• _Short task_: Drop every picture and give the entries back exactly.

• _Data for the task_:

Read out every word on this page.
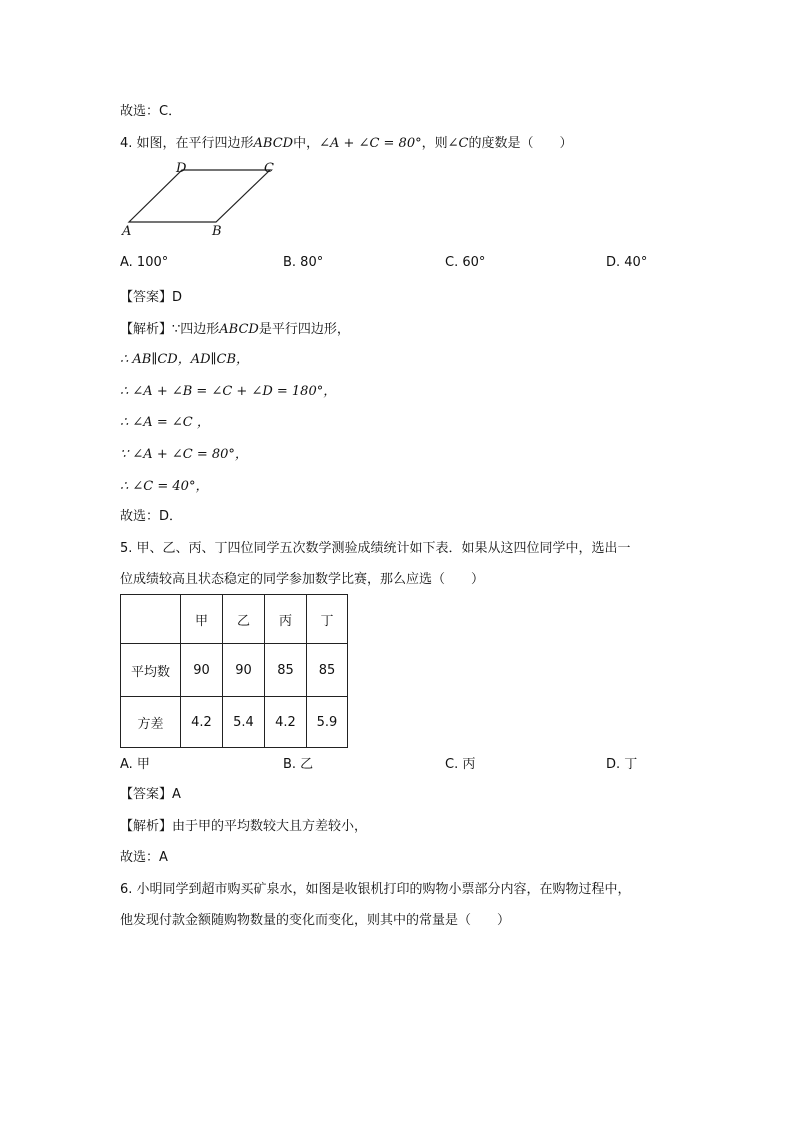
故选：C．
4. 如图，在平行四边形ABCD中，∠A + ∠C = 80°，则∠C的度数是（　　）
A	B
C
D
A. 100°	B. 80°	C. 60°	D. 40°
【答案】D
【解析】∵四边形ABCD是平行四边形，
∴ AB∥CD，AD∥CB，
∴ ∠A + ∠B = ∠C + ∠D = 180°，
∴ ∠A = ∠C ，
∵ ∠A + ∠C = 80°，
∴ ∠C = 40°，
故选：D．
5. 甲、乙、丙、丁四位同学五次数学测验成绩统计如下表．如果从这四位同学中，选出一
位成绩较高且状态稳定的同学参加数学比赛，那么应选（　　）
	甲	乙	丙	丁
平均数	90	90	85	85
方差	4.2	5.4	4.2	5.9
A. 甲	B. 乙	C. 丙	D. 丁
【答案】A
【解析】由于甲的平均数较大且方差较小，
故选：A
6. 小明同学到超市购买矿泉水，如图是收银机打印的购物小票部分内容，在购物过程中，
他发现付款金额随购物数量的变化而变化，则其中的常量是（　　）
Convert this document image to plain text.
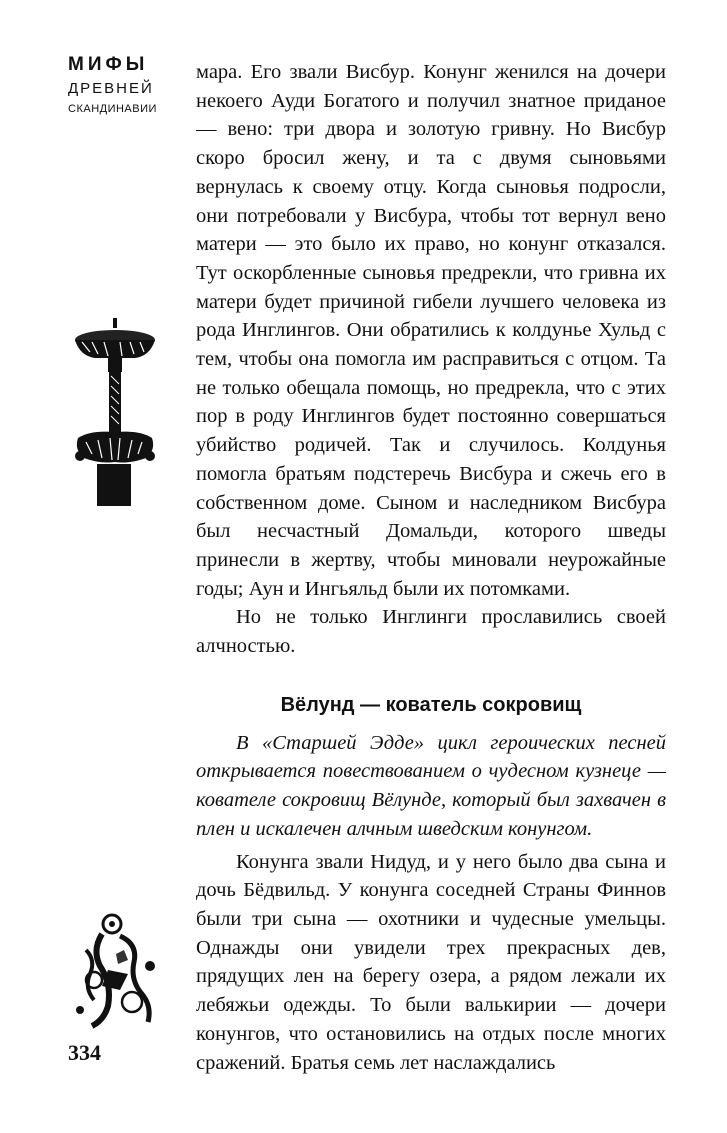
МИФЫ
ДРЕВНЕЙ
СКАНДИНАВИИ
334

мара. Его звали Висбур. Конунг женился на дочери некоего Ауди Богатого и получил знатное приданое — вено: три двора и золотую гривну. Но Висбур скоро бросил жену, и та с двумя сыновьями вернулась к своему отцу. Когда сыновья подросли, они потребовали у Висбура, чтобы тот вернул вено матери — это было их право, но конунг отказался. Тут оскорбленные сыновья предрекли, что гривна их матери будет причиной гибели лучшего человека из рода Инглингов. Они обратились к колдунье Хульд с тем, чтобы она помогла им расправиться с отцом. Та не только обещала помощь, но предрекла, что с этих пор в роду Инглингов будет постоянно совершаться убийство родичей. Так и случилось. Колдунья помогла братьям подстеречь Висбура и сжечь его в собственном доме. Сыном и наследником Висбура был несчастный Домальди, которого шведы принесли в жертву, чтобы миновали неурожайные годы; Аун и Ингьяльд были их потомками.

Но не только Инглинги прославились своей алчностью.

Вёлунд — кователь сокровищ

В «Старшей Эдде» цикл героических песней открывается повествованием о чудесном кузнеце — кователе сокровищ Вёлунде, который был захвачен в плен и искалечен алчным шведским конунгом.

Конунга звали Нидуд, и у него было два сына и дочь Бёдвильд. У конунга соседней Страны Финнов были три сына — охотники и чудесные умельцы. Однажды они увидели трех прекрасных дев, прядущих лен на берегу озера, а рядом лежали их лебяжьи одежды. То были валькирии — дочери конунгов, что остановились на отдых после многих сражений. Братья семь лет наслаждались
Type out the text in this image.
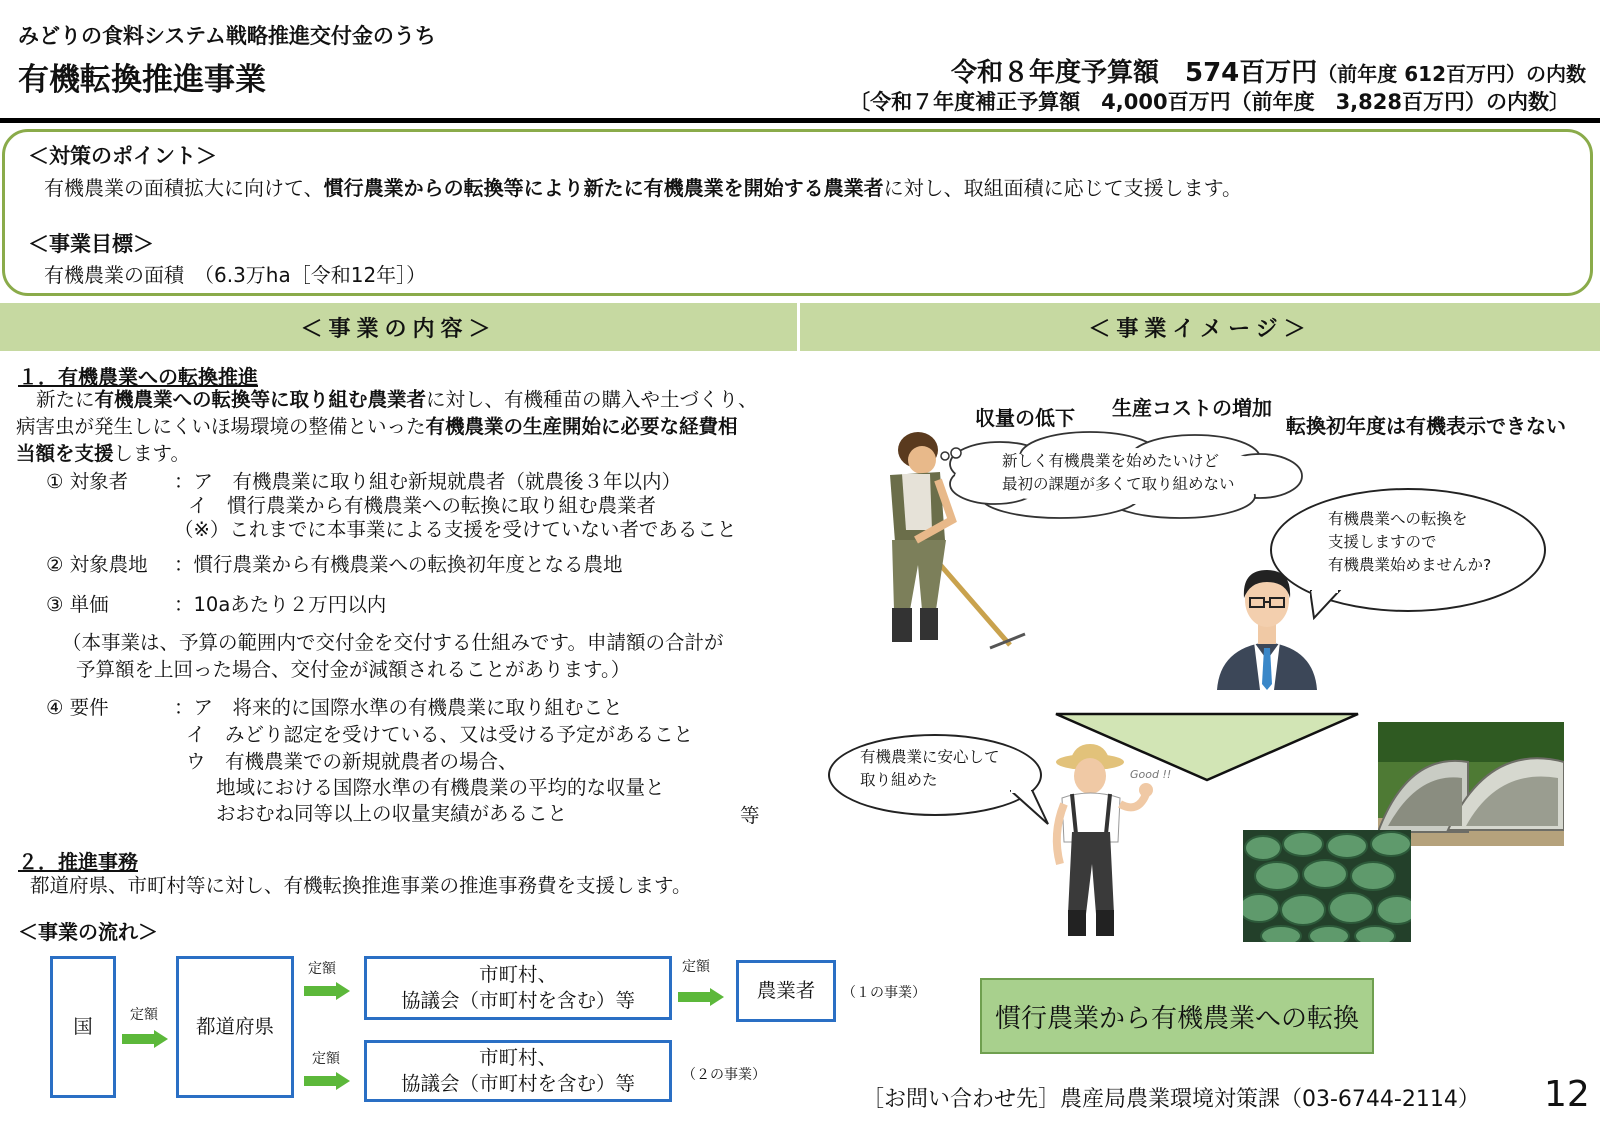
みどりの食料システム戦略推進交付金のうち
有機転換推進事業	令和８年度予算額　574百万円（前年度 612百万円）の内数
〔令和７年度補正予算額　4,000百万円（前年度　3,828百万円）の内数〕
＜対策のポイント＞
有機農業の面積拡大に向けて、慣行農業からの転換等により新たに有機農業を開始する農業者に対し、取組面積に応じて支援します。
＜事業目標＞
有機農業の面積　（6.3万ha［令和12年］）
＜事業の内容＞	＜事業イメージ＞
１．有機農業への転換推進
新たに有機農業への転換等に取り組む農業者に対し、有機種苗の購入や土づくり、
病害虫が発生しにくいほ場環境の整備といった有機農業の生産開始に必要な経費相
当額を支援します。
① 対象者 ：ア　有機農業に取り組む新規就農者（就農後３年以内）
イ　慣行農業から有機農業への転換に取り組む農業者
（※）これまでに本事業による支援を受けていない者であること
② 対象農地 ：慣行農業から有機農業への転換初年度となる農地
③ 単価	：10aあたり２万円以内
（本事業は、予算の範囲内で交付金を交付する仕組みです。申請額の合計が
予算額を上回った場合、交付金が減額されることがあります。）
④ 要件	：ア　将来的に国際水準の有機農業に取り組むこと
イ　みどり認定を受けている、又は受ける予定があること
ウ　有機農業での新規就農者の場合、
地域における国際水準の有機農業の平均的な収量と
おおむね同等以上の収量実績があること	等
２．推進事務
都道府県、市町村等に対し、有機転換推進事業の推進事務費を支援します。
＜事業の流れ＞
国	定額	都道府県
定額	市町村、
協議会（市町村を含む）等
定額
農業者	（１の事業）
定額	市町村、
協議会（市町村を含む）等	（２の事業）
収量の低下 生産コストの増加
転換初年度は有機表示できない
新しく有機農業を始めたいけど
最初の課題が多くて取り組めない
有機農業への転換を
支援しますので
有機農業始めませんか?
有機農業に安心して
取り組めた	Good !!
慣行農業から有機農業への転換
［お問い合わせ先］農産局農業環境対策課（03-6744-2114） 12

• _Answer to the exercise_:
Read out every word on this page.
故选：C．
4. 如图，在平行四边形ABCD中，∠A + ∠C = 80°，则∠C的度数是（　　）
A	B
C
D
A. 100°	B. 80°	C. 60°	D. 40°
【答案】D
【解析】∵四边形ABCD是平行四边形，
∴ AB∥CD，AD∥CB，
∴ ∠A + ∠B = ∠C + ∠D = 180°，
∴ ∠A = ∠C ，
∵ ∠A + ∠C = 80°，
∴ ∠C = 40°，
故选：D．
5. 甲、乙、丙、丁四位同学五次数学测验成绩统计如下表．如果从这四位同学中，选出一
位成绩较高且状态稳定的同学参加数学比赛，那么应选（　　）
	甲	乙	丙	丁
平均数	90	90	85	85
方差	4.2	5.4	4.2	5.9
A. 甲	B. 乙	C. 丙	D. 丁
【答案】A
【解析】由于甲的平均数较大且方差较小，
故选：A
6. 小明同学到超市购买矿泉水，如图是收银机打印的购物小票部分内容，在购物过程中，
他发现付款金额随购物数量的变化而变化，则其中的常量是（　　）
Convert this document image to plain text.
МИФЫ
ДРЕВНЕЙ
СКАНДИНАВИИ
334

мара. Его звали Висбур. Конунг женился на дочери некоего Ауди Богатого и получил знатное приданое — вено: три двора и золотую гривну. Но Висбур скоро бросил жену, и та с двумя сыновьями вернулась к своему отцу. Когда сыновья подросли, они потребовали у Висбура, чтобы тот вернул вено матери — это было их право, но конунг отказался. Тут оскорбленные сыновья предрекли, что гривна их матери будет причиной гибели лучшего человека из рода Инглингов. Они обратились к колдунье Хульд с тем, чтобы она помогла им расправиться с отцом. Та не только обещала помощь, но предрекла, что с этих пор в роду Инглингов будет постоянно совершаться убийство родичей. Так и случилось. Колдунья помогла братьям подстеречь Висбура и сжечь его в собственном доме. Сыном и наследником Висбура был несчастный Домальди, которого шведы принесли в жертву, чтобы миновали неурожайные годы; Аун и Ингьяльд были их потомками.

Но не только Инглинги прославились своей алчностью.

Вёлунд — кователь сокровищ

В «Старшей Эдде» цикл героических песней открывается повествованием о чудесном кузнеце — кователе сокровищ Вёлунде, который был захвачен в плен и искалечен алчным шведским конунгом.

Конунга звали Нидуд, и у него было два сына и дочь Бёдвильд. У конунга соседней Страны Финнов были три сына — охотники и чудесные умельцы. Однажды они увидели трех прекрасных дев, прядущих лен на берегу озера, а рядом лежали их лебяжьи одежды. То были валькирии — дочери конунгов, что остановились на отдых после многих сражений. Братья семь лет наслаждались
Type out the text in this image.
みどりの食料システム戦略推進交付金のうち
有機転換推進事業	令和８年度予算額　574百万円（前年度 612百万円）の内数
〔令和７年度補正予算額　4,000百万円（前年度　3,828百万円）の内数〕
＜対策のポイント＞
有機農業の面積拡大に向けて、慣行農業からの転換等により新たに有機農業を開始する農業者に対し、取組面積に応じて支援します。
＜事業目標＞
有機農業の面積　（6.3万ha［令和12年］）
＜事業の内容＞	＜事業イメージ＞
１．有機農業への転換推進
新たに有機農業への転換等に取り組む農業者に対し、有機種苗の購入や土づくり、
病害虫が発生しにくいほ場環境の整備といった有機農業の生産開始に必要な経費相
当額を支援します。
① 対象者 ：ア　有機農業に取り組む新規就農者（就農後３年以内）
イ　慣行農業から有機農業への転換に取り組む農業者
（※）これまでに本事業による支援を受けていない者であること
② 対象農地 ：慣行農業から有機農業への転換初年度となる農地
③ 単価	：10aあたり２万円以内
（本事業は、予算の範囲内で交付金を交付する仕組みです。申請額の合計が
予算額を上回った場合、交付金が減額されることがあります。）
④ 要件	：ア　将来的に国際水準の有機農業に取り組むこと
イ　みどり認定を受けている、又は受ける予定があること
ウ　有機農業での新規就農者の場合、
地域における国際水準の有機農業の平均的な収量と
おおむね同等以上の収量実績があること	等
２．推進事務
都道府県、市町村等に対し、有機転換推進事業の推進事務費を支援します。
＜事業の流れ＞
国	定額	都道府県
定額	市町村、
協議会（市町村を含む）等
定額
農業者	（１の事業）
定額	市町村、
協議会（市町村を含む）等	（２の事業）
収量の低下 生産コストの増加
転換初年度は有機表示できない
新しく有機農業を始めたいけど
最初の課題が多くて取り組めない
有機農業への転換を
支援しますので
有機農業始めませんか?
有機農業に安心して
取り組めた	Good !!
慣行農業から有機農業への転換
［お問い合わせ先］農産局農業環境対策課（03-6744-2114） 12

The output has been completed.